• **PROBLEM DETAILS**
Collect all the lines that mention the word "What".

+ + + + + + +

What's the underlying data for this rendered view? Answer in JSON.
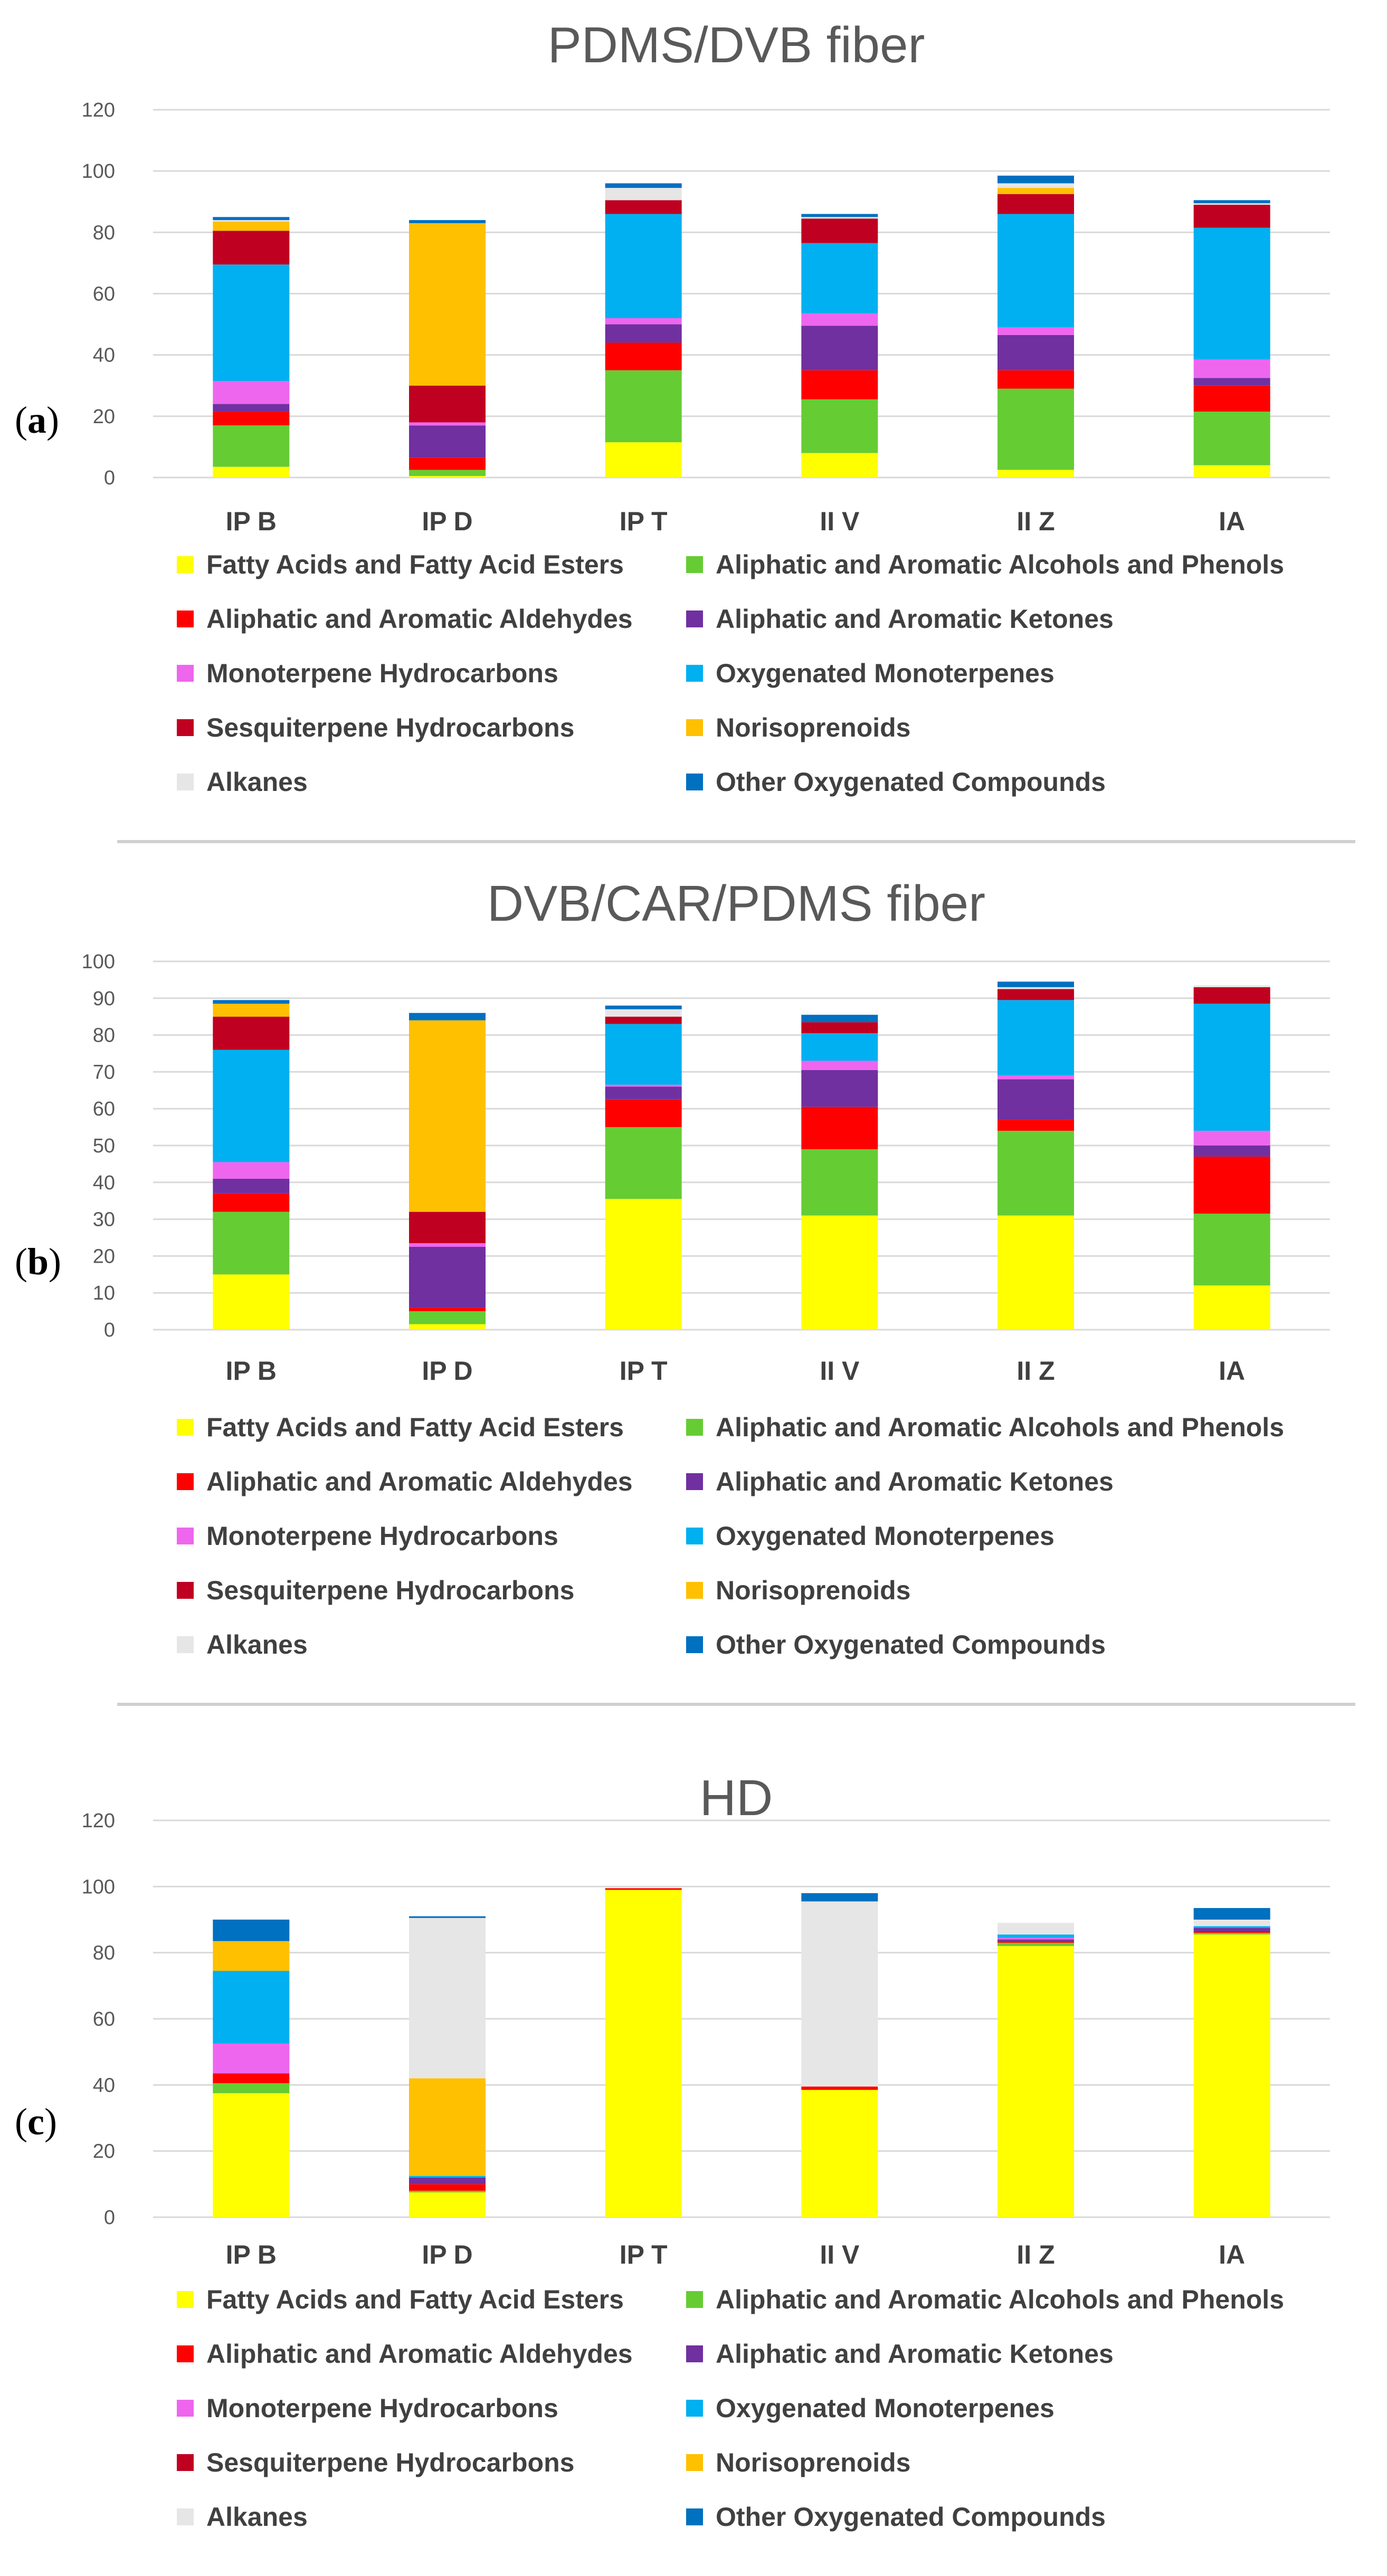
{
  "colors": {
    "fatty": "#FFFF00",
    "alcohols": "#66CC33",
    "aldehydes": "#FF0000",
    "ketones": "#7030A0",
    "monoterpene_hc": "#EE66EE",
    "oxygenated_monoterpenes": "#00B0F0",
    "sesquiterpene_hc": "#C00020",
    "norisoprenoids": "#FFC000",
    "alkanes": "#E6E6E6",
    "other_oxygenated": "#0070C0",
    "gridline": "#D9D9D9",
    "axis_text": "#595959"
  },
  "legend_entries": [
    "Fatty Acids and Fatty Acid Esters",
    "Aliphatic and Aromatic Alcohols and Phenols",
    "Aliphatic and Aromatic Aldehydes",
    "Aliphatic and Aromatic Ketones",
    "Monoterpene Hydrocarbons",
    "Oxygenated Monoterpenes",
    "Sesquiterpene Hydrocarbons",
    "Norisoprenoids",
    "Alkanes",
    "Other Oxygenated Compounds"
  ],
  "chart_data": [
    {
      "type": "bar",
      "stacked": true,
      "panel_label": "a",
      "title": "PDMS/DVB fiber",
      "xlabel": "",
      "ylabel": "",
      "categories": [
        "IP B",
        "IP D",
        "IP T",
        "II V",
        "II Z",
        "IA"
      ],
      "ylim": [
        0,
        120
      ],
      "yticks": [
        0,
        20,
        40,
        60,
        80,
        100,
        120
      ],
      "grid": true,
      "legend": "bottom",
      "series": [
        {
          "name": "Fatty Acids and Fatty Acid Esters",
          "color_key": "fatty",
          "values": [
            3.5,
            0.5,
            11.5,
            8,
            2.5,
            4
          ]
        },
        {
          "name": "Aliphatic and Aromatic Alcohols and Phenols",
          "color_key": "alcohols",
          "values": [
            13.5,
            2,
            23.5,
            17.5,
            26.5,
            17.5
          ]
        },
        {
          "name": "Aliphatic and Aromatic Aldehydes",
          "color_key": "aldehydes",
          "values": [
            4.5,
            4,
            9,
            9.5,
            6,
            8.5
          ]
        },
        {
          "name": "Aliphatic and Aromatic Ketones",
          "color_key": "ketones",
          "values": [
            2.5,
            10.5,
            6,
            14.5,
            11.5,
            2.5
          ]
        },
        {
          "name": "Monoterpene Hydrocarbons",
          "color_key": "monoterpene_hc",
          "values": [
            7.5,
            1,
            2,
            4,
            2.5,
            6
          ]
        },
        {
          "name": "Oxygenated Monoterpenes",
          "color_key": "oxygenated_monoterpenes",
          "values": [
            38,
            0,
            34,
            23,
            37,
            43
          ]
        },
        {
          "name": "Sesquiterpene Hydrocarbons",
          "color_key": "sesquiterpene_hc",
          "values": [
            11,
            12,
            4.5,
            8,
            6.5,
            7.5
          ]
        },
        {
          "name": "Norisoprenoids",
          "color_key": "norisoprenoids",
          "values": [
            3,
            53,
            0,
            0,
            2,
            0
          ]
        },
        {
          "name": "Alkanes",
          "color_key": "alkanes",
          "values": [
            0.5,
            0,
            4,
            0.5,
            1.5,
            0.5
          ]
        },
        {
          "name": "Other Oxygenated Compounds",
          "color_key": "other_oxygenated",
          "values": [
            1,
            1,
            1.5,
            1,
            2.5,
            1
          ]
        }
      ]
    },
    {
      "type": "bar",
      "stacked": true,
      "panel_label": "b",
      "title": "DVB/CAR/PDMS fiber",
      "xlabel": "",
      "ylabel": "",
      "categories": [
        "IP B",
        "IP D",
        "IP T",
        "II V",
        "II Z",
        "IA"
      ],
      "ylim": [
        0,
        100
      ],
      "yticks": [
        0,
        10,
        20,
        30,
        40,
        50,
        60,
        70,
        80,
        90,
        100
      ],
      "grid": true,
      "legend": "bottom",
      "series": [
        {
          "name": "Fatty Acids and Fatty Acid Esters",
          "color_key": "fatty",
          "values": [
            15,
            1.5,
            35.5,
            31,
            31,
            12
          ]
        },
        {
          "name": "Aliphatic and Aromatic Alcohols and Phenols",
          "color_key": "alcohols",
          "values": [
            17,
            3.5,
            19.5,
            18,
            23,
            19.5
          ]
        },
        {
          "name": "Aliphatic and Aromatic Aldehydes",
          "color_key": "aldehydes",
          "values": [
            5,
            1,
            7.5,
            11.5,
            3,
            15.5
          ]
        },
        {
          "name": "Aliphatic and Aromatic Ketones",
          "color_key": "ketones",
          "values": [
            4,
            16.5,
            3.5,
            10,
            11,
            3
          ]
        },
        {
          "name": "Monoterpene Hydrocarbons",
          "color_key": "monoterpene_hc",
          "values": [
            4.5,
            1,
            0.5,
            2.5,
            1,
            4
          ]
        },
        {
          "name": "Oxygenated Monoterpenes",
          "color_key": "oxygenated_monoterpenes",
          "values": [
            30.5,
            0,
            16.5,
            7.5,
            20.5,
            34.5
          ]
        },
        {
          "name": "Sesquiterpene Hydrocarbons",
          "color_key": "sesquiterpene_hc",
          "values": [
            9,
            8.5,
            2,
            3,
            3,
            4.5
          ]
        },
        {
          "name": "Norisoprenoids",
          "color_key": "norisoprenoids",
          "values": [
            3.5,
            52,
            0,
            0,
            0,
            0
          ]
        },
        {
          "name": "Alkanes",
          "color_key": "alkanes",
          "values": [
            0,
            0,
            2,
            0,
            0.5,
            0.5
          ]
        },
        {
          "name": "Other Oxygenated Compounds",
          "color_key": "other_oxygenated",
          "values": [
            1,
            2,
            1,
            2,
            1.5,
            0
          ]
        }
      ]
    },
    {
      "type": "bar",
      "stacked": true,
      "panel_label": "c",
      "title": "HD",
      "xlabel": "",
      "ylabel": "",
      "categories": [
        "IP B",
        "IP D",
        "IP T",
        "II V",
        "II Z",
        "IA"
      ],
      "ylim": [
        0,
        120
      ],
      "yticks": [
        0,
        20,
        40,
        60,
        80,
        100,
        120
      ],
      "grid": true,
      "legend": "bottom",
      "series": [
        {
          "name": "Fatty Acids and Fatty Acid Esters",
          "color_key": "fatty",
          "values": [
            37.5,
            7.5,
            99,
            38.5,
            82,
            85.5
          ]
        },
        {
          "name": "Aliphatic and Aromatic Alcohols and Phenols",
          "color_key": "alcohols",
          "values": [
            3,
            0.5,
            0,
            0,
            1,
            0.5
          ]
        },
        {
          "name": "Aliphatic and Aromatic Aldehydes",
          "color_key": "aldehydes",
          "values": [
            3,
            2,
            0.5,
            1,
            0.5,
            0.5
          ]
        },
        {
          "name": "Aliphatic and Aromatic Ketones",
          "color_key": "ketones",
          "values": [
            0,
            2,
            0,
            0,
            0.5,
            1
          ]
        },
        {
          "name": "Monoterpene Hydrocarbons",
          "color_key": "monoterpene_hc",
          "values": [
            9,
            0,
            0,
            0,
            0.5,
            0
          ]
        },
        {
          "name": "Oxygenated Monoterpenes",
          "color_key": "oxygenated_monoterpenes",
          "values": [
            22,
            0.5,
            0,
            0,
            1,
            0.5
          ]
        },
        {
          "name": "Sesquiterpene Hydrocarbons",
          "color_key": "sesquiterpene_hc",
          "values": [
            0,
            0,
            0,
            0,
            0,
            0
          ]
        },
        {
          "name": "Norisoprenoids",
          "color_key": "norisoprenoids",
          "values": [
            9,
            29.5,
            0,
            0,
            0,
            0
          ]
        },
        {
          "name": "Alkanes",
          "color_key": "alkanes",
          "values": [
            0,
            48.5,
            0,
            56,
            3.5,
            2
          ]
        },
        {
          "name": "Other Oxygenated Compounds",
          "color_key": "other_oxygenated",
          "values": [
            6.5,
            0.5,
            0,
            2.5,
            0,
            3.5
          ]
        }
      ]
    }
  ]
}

+ + + + + + +

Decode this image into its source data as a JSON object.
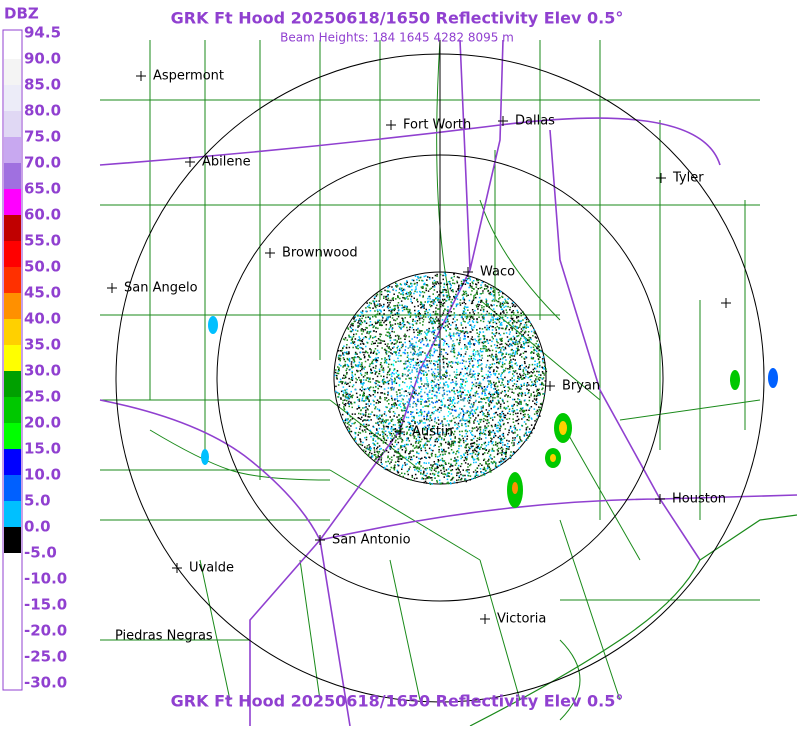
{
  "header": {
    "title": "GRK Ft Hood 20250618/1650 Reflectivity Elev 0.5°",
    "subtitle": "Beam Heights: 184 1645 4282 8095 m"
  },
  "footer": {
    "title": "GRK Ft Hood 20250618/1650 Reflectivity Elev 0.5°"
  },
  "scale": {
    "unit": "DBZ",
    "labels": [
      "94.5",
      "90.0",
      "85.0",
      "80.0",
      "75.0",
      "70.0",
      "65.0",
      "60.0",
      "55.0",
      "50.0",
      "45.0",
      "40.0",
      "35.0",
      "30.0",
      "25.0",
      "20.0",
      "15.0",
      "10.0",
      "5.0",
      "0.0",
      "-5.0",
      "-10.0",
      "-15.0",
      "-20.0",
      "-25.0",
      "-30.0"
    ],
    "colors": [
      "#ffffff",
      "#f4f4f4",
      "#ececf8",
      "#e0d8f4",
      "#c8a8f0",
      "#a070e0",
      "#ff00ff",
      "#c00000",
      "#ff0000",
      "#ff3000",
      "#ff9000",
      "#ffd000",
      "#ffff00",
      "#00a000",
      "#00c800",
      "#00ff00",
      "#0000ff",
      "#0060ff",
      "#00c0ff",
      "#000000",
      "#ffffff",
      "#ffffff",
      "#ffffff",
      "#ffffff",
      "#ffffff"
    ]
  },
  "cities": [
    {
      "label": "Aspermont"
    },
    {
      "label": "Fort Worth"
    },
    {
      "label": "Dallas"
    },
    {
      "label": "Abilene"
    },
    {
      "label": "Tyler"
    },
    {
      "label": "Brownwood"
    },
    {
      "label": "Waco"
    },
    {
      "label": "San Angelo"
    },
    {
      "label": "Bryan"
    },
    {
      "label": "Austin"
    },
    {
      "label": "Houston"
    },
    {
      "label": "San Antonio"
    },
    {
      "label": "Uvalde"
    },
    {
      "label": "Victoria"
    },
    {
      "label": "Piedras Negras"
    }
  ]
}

+ + + + + + +

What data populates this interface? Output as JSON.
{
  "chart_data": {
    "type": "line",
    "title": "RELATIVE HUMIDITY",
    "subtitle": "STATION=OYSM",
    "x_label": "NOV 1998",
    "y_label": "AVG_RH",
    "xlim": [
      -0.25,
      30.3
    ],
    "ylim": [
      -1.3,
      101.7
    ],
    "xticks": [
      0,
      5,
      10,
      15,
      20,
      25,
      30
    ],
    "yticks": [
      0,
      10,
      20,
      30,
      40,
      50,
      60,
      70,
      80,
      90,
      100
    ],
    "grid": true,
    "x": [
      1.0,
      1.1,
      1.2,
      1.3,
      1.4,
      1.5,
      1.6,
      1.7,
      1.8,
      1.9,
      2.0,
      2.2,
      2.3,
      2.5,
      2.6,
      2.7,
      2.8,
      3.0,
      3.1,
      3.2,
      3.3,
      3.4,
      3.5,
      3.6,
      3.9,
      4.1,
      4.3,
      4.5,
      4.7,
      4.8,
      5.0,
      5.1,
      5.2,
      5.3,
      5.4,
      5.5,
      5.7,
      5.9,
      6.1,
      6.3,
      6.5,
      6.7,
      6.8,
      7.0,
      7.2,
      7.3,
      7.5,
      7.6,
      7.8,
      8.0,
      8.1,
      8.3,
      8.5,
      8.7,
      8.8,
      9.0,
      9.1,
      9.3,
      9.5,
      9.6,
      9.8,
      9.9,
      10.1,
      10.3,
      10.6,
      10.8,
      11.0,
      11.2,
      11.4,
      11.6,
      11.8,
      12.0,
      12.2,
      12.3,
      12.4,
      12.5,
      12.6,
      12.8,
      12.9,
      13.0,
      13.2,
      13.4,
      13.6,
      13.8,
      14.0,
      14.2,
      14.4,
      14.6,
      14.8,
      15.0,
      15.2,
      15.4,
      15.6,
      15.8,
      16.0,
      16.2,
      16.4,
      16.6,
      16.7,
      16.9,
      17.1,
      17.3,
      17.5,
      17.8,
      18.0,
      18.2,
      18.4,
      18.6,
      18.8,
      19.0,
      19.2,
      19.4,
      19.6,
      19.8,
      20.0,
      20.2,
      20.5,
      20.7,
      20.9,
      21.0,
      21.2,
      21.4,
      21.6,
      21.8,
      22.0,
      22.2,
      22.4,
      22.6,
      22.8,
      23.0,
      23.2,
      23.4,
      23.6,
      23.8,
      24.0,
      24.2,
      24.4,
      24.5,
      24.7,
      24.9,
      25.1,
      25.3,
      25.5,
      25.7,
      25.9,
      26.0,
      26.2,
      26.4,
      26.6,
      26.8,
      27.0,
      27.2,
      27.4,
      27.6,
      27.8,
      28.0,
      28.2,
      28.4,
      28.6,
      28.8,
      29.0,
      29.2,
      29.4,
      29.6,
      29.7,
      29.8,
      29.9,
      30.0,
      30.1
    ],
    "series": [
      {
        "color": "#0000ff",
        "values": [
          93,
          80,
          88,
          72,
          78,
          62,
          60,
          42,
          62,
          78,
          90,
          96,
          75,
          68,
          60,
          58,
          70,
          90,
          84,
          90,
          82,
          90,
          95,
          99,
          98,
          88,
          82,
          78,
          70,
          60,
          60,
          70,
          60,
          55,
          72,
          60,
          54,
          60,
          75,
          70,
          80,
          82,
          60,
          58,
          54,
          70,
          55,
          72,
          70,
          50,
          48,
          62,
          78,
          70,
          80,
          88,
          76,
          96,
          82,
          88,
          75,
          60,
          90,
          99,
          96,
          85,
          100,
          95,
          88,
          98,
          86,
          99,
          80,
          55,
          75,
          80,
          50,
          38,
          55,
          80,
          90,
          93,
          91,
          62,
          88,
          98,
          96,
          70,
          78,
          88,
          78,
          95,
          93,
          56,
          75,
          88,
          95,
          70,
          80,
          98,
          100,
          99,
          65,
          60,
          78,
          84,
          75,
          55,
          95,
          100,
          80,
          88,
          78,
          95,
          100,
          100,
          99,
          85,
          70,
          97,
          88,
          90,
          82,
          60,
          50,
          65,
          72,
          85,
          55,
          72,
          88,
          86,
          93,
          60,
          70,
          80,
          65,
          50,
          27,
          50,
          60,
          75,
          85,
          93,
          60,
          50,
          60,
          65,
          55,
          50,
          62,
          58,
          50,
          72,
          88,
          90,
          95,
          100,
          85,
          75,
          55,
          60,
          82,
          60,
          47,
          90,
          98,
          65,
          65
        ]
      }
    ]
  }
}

+ + + + + + +

• **FINISHED EXERCISE**
What's the underlying data for this rendered view? Answer in JSON.
What data populates this interface? Output as JSON.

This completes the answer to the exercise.